**What the task requires**
Count the lines below that contain the word "from" and give only the number.

**Recorded data**
..............................
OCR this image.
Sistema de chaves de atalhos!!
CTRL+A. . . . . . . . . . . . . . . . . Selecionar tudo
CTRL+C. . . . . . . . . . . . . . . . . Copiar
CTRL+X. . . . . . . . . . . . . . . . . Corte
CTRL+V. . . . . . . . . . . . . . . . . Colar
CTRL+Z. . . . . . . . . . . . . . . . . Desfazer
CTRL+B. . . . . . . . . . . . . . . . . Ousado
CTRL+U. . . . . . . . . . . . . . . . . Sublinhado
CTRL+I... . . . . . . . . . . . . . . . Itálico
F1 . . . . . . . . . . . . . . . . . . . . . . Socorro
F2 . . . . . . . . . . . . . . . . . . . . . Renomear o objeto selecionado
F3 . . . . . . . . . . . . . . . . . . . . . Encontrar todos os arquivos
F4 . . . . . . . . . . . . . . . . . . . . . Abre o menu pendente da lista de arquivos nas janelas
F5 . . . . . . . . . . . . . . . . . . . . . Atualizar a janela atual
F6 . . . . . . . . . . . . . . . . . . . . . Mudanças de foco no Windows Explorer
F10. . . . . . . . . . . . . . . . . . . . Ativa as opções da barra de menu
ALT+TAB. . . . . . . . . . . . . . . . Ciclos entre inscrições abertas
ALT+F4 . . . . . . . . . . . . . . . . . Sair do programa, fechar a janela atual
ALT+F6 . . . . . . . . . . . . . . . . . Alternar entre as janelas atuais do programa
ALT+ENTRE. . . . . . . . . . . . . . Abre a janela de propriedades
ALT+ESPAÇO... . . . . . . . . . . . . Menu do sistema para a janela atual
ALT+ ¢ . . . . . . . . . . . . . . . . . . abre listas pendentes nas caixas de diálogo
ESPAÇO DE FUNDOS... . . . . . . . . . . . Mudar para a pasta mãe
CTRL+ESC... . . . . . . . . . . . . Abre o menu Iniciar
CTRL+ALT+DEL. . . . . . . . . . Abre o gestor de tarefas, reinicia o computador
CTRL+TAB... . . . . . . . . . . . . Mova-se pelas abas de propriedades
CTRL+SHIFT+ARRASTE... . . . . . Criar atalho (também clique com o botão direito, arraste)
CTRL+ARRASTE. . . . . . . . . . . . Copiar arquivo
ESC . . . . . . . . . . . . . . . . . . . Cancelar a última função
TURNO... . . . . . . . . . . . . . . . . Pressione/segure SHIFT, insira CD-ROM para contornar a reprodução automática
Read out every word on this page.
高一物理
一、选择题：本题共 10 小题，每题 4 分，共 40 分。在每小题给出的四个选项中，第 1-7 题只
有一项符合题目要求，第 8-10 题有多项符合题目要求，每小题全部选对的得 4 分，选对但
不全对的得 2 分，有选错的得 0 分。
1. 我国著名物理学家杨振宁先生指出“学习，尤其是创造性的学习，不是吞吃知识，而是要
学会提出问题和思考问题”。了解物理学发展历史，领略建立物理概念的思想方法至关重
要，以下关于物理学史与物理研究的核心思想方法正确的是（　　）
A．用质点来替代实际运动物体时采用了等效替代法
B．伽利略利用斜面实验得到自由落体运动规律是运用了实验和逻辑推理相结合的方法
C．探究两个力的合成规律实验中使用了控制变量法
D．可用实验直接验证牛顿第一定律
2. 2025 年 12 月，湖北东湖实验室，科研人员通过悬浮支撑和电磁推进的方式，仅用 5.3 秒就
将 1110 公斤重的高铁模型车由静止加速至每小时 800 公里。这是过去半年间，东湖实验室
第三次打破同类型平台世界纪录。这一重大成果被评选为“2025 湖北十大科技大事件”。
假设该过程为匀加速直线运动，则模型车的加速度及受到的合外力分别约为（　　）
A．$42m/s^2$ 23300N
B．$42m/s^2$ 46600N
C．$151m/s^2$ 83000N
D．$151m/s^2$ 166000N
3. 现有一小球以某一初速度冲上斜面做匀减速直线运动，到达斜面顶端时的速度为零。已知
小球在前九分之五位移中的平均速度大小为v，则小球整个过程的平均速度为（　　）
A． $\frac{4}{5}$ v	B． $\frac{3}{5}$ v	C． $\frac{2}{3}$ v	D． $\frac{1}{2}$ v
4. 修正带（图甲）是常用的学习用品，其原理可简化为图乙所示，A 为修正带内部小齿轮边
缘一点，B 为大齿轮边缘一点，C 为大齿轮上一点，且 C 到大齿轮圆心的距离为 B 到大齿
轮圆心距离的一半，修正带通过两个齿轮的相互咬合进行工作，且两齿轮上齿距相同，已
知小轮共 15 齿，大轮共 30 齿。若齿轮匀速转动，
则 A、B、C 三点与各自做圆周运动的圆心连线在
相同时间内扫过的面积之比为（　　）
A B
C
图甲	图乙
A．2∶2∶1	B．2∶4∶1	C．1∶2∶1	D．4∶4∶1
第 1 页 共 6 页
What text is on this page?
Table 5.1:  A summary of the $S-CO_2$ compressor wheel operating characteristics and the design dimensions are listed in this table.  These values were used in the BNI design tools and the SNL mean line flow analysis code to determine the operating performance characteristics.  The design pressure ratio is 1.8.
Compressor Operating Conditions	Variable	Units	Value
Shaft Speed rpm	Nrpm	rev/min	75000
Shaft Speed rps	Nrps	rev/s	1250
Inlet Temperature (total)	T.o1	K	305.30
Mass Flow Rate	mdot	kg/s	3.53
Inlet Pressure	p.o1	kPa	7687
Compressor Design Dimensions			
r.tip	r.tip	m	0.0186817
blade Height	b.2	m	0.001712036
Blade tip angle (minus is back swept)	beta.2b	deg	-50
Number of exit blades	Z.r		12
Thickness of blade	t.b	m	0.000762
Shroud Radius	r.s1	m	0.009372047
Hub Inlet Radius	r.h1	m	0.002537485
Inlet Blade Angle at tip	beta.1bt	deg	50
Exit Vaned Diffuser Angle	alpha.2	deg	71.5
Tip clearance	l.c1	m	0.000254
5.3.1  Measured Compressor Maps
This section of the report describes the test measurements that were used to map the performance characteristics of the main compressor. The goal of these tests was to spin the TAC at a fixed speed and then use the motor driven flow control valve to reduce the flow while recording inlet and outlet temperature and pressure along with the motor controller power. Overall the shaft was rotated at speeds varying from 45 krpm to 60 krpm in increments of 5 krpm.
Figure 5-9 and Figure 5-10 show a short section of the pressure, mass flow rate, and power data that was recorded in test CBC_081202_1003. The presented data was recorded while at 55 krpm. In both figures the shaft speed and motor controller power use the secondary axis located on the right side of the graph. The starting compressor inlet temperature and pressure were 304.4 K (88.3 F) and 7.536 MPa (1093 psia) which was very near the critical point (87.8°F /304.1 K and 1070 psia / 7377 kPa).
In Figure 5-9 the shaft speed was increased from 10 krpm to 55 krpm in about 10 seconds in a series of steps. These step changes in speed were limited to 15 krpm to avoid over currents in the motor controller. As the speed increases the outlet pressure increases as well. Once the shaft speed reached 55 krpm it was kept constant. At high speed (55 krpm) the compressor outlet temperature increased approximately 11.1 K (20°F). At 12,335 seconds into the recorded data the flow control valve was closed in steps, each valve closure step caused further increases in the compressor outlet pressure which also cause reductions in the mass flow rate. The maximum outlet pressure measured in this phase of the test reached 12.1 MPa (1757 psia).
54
..............................
**The solution**
2